LISTING:
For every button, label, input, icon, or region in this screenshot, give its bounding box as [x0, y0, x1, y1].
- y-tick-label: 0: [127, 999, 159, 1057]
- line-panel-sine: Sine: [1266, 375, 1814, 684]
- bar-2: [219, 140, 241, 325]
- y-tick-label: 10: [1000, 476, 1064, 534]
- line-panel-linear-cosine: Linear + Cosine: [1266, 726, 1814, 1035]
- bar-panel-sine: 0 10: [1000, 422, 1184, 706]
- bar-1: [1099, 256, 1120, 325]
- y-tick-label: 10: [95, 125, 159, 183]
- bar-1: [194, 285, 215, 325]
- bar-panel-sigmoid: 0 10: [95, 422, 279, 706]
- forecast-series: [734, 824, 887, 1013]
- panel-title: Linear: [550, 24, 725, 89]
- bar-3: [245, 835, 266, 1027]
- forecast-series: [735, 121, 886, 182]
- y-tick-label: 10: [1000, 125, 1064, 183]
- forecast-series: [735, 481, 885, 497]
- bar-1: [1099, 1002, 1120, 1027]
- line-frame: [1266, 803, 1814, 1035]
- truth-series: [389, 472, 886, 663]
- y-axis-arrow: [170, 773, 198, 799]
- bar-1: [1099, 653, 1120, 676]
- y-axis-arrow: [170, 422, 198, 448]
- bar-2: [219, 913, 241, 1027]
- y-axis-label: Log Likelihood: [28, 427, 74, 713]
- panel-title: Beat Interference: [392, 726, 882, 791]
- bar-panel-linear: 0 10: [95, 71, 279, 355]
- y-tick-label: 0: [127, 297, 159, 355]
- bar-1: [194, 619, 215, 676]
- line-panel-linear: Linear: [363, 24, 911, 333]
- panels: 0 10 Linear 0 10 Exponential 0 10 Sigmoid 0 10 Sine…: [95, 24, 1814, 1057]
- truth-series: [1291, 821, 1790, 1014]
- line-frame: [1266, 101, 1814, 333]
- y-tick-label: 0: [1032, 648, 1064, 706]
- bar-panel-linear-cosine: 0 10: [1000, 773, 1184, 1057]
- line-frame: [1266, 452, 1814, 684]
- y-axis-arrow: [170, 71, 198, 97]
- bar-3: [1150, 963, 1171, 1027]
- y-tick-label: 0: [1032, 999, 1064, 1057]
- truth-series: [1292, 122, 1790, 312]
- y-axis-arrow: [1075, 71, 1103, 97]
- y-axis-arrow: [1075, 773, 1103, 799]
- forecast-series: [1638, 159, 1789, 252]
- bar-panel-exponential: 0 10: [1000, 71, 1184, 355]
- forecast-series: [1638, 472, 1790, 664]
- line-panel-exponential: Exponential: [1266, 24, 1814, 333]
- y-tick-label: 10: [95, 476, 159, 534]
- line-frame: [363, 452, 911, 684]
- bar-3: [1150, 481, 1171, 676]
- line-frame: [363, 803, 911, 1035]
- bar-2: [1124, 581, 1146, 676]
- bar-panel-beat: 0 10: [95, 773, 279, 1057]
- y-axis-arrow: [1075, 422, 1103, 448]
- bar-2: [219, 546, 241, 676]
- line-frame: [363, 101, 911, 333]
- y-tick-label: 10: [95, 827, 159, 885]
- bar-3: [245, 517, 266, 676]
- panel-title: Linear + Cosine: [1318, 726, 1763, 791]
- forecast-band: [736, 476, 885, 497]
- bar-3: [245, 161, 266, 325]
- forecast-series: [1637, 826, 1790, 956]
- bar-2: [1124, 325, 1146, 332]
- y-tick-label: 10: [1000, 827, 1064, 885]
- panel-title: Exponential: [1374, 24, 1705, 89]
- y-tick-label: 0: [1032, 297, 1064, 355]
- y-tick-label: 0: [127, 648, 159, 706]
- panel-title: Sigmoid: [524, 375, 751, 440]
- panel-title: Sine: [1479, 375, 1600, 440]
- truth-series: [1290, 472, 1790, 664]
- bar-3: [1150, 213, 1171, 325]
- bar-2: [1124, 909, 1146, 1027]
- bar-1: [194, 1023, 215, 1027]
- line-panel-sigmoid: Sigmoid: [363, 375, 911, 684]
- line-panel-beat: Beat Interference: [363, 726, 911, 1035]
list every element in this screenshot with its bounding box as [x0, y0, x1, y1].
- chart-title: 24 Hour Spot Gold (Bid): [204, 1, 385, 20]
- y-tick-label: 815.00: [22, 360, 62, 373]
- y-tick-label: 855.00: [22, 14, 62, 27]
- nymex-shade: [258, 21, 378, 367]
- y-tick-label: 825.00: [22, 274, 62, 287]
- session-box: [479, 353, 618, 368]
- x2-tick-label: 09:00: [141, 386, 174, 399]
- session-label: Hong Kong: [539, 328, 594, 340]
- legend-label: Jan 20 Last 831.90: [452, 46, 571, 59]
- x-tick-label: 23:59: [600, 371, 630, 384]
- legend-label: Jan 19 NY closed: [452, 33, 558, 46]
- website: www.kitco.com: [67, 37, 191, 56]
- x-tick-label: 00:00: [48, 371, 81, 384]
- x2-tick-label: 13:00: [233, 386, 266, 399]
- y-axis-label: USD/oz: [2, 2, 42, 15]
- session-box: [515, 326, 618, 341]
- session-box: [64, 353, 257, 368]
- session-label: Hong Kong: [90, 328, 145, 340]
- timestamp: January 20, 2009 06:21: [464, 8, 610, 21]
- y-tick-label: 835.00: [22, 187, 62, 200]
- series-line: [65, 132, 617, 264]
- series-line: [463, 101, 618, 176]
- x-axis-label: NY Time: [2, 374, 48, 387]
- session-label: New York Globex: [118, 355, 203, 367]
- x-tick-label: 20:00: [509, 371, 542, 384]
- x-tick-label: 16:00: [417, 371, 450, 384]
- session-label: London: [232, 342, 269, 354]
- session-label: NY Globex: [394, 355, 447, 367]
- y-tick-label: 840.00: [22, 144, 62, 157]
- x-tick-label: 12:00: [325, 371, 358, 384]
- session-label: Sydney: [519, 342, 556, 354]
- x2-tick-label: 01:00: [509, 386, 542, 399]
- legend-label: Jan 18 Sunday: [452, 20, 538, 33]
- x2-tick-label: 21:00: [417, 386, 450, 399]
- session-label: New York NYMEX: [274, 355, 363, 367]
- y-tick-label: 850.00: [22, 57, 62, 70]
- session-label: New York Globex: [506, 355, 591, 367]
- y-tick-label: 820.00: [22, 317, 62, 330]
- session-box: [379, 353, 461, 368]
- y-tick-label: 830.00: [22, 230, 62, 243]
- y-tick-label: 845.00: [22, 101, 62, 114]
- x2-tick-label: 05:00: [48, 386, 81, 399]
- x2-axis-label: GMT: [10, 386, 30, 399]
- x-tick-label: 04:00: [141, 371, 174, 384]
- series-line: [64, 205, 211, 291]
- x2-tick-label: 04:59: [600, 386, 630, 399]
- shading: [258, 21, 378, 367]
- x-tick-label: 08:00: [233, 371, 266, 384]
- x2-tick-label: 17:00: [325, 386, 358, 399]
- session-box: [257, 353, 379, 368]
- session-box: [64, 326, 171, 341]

AIM: Render the rows above as a JSON list of strings, one string per line and no blank lines. Cover only the span from the first row through the line containing "- panel-title: Linear: [550, 24, 725, 89]", including both ends.

TASK ANSWER:
[
  "For every button, label, input, icon, or region in this screenshot, give its bounding box as [x0, y0, x1, y1].",
  "- y-tick-label: 0: [127, 999, 159, 1057]",
  "- line-panel-sine: Sine: [1266, 375, 1814, 684]",
  "- bar-2: [219, 140, 241, 325]",
  "- y-tick-label: 10: [1000, 476, 1064, 534]",
  "- line-panel-linear-cosine: Linear + Cosine: [1266, 726, 1814, 1035]",
  "- bar-panel-sine: 0 10: [1000, 422, 1184, 706]",
  "- bar-1: [1099, 256, 1120, 325]",
  "- y-tick-label: 10: [95, 125, 159, 183]",
  "- bar-1: [194, 285, 215, 325]",
  "- bar-panel-sigmoid: 0 10: [95, 422, 279, 706]",
  "- forecast-series: [734, 824, 887, 1013]",
  "- panel-title: Linear: [550, 24, 725, 89]"
]